◆ ENTRIES PROVIDED:
##############################

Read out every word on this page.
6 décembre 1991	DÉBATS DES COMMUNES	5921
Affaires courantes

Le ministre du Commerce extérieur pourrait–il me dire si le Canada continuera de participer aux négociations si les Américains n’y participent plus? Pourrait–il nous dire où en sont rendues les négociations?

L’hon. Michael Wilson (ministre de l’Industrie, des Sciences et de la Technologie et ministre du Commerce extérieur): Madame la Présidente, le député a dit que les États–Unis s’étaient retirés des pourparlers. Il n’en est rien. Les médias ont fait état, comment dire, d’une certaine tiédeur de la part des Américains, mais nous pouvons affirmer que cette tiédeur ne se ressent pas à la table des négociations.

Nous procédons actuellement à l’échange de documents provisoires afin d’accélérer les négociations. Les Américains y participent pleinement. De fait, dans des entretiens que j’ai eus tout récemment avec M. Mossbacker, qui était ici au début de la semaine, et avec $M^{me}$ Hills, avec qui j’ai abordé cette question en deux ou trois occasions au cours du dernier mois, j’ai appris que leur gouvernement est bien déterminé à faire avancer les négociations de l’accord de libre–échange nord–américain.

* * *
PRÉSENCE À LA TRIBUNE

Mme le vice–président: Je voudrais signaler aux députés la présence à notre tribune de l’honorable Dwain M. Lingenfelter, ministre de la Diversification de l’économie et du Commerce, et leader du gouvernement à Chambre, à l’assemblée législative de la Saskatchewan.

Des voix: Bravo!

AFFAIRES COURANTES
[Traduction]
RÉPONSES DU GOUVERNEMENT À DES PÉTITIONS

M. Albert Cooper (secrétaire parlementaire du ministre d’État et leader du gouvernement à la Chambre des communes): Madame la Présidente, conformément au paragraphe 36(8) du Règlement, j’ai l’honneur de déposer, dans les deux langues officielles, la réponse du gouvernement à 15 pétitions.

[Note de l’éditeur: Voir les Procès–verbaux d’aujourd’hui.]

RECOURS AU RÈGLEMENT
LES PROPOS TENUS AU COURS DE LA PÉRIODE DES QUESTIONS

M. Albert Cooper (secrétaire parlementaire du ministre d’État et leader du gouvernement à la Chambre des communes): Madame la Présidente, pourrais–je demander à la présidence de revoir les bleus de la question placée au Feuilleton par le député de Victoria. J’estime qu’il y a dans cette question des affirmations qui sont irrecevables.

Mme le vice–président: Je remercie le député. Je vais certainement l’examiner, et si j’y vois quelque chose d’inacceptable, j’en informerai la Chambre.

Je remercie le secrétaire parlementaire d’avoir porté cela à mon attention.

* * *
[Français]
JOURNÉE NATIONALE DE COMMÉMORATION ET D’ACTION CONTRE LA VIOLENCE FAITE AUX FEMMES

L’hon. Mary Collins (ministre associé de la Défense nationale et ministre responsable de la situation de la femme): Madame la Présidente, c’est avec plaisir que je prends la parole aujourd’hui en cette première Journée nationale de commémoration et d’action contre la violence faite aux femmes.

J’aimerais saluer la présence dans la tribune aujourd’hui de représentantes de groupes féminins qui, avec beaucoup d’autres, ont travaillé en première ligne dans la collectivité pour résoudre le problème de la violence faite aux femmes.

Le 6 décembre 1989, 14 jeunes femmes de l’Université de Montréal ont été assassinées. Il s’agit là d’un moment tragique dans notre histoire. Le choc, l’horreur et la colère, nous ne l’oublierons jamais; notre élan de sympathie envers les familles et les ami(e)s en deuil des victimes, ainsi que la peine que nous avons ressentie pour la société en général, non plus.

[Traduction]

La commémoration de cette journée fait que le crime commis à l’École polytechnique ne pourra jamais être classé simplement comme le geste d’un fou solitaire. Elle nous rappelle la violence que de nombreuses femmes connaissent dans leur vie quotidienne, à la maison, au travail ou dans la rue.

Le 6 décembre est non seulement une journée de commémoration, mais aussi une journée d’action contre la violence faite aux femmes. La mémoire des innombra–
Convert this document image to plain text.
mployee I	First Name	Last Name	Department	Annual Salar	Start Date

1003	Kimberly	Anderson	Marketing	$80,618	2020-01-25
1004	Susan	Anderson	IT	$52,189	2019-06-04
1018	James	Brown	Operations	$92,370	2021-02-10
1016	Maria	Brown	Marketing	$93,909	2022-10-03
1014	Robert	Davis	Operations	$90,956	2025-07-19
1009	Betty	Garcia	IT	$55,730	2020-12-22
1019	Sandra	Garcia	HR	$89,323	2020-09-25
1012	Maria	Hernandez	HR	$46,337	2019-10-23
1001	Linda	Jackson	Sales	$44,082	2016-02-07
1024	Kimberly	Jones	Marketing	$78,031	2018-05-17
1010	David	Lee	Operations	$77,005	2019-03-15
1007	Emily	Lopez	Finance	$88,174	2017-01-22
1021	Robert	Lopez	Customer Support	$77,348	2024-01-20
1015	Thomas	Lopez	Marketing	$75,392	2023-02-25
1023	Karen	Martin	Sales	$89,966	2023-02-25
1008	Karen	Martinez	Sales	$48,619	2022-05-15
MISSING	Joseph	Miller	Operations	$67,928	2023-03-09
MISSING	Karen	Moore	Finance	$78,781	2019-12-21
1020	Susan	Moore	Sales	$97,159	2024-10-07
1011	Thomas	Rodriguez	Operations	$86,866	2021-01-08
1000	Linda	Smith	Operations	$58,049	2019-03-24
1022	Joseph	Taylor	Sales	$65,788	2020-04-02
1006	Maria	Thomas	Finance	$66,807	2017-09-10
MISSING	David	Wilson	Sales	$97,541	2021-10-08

##############################

◆ YOUR GOAL: Extract all of the data shown above without alteration.

◆ TASK SOLUTION:
Read out every word on this page.
6 décembre 1991	DÉBATS DES COMMUNES	5921
Affaires courantes

Le ministre du Commerce extérieur pourrait–il me dire si le Canada continuera de participer aux négociations si les Américains n’y participent plus? Pourrait–il nous dire où en sont rendues les négociations?

L’hon. Michael Wilson (ministre de l’Industrie, des Sciences et de la Technologie et ministre du Commerce extérieur): Madame la Présidente, le député a dit que les États–Unis s’étaient retirés des pourparlers. Il n’en est rien. Les médias ont fait état, comment dire, d’une certaine tiédeur de la part des Américains, mais nous pouvons affirmer que cette tiédeur ne se ressent pas à la table des négociations.

Nous procédons actuellement à l’échange de documents provisoires afin d’accélérer les négociations. Les Américains y participent pleinement. De fait, dans des entretiens que j’ai eus tout récemment avec M. Mossbacker, qui était ici au début de la semaine, et avec $M^{me}$ Hills, avec qui j’ai abordé cette question en deux ou trois occasions au cours du dernier mois, j’ai appris que leur gouvernement est bien déterminé à faire avancer les négociations de l’accord de libre–échange nord–américain.

* * *
PRÉSENCE À LA TRIBUNE

Mme le vice–président: Je voudrais signaler aux députés la présence à notre tribune de l’honorable Dwain M. Lingenfelter, ministre de la Diversification de l’économie et du Commerce, et leader du gouvernement à Chambre, à l’assemblée législative de la Saskatchewan.

Des voix: Bravo!

AFFAIRES COURANTES
[Traduction]
RÉPONSES DU GOUVERNEMENT À DES PÉTITIONS

M. Albert Cooper (secrétaire parlementaire du ministre d’État et leader du gouvernement à la Chambre des communes): Madame la Présidente, conformément au paragraphe 36(8) du Règlement, j’ai l’honneur de déposer, dans les deux langues officielles, la réponse du gouvernement à 15 pétitions.

[Note de l’éditeur: Voir les Procès–verbaux d’aujourd’hui.]

RECOURS AU RÈGLEMENT
LES PROPOS TENUS AU COURS DE LA PÉRIODE DES QUESTIONS

M. Albert Cooper (secrétaire parlementaire du ministre d’État et leader du gouvernement à la Chambre des communes): Madame la Présidente, pourrais–je demander à la présidence de revoir les bleus de la question placée au Feuilleton par le député de Victoria. J’estime qu’il y a dans cette question des affirmations qui sont irrecevables.

Mme le vice–président: Je remercie le député. Je vais certainement l’examiner, et si j’y vois quelque chose d’inacceptable, j’en informerai la Chambre.

Je remercie le secrétaire parlementaire d’avoir porté cela à mon attention.

* * *
[Français]
JOURNÉE NATIONALE DE COMMÉMORATION ET D’ACTION CONTRE LA VIOLENCE FAITE AUX FEMMES

L’hon. Mary Collins (ministre associé de la Défense nationale et ministre responsable de la situation de la femme): Madame la Présidente, c’est avec plaisir que je prends la parole aujourd’hui en cette première Journée nationale de commémoration et d’action contre la violence faite aux femmes.

J’aimerais saluer la présence dans la tribune aujourd’hui de représentantes de groupes féminins qui, avec beaucoup d’autres, ont travaillé en première ligne dans la collectivité pour résoudre le problème de la violence faite aux femmes.

Le 6 décembre 1989, 14 jeunes femmes de l’Université de Montréal ont été assassinées. Il s’agit là d’un moment tragique dans notre histoire. Le choc, l’horreur et la colère, nous ne l’oublierons jamais; notre élan de sympathie envers les familles et les ami(e)s en deuil des victimes, ainsi que la peine que nous avons ressentie pour la société en général, non plus.

[Traduction]

La commémoration de cette journée fait que le crime commis à l’École polytechnique ne pourra jamais être classé simplement comme le geste d’un fou solitaire. Elle nous rappelle la violence que de nombreuses femmes connaissent dans leur vie quotidienne, à la maison, au travail ou dans la rue.

Le 6 décembre est non seulement une journée de commémoration, mais aussi une journée d’action contre la violence faite aux femmes. La mémoire des innombra–
Convert this document image to plain text.
mployee I	First Name	Last Name	Department	Annual Salar	Start Date

1003	Kimberly	Anderson	Marketing	$80,618	2020-01-25
1004	Susan	Anderson	IT	$52,189	2019-06-04
1018	James	Brown	Operations	$92,370	2021-02-10
1016	Maria	Brown	Marketing	$93,909	2022-10-03
1014	Robert	Davis	Operations	$90,956	2025-07-19
1009	Betty	Garcia	IT	$55,730	2020-12-22
1019	Sandra	Garcia	HR	$89,323	2020-09-25
1012	Maria	Hernandez	HR	$46,337	2019-10-23
1001	Linda	Jackson	Sales	$44,082	2016-02-07
1024	Kimberly	Jones	Marketing	$78,031	2018-05-17
1010	David	Lee	Operations	$77,005	2019-03-15
1007	Emily	Lopez	Finance	$88,174	2017-01-22
1021	Robert	Lopez	Customer Support	$77,348	2024-01-20
1015	Thomas	Lopez	Marketing	$75,392	2023-02-25
1023	Karen	Martin	Sales	$89,966	2023-02-25
1008	Karen	Martinez	Sales	$48,619	2022-05-15
MISSING	Joseph	Miller	Operations	$67,928	2023-03-09
MISSING	Karen	Moore	Finance	$78,781	2019-12-21
1020	Susan	Moore	Sales	$97,159	2024-10-07
1011	Thomas	Rodriguez	Operations	$86,866	2021-01-08
1000	Linda	Smith	Operations	$58,049	2019-03-24
1022	Joseph	Taylor	Sales	$65,788	2020-04-02
1006	Maria	Thomas	Finance	$66,807	2017-09-10
MISSING	David	Wilson	Sales	$97,541	2021-10-08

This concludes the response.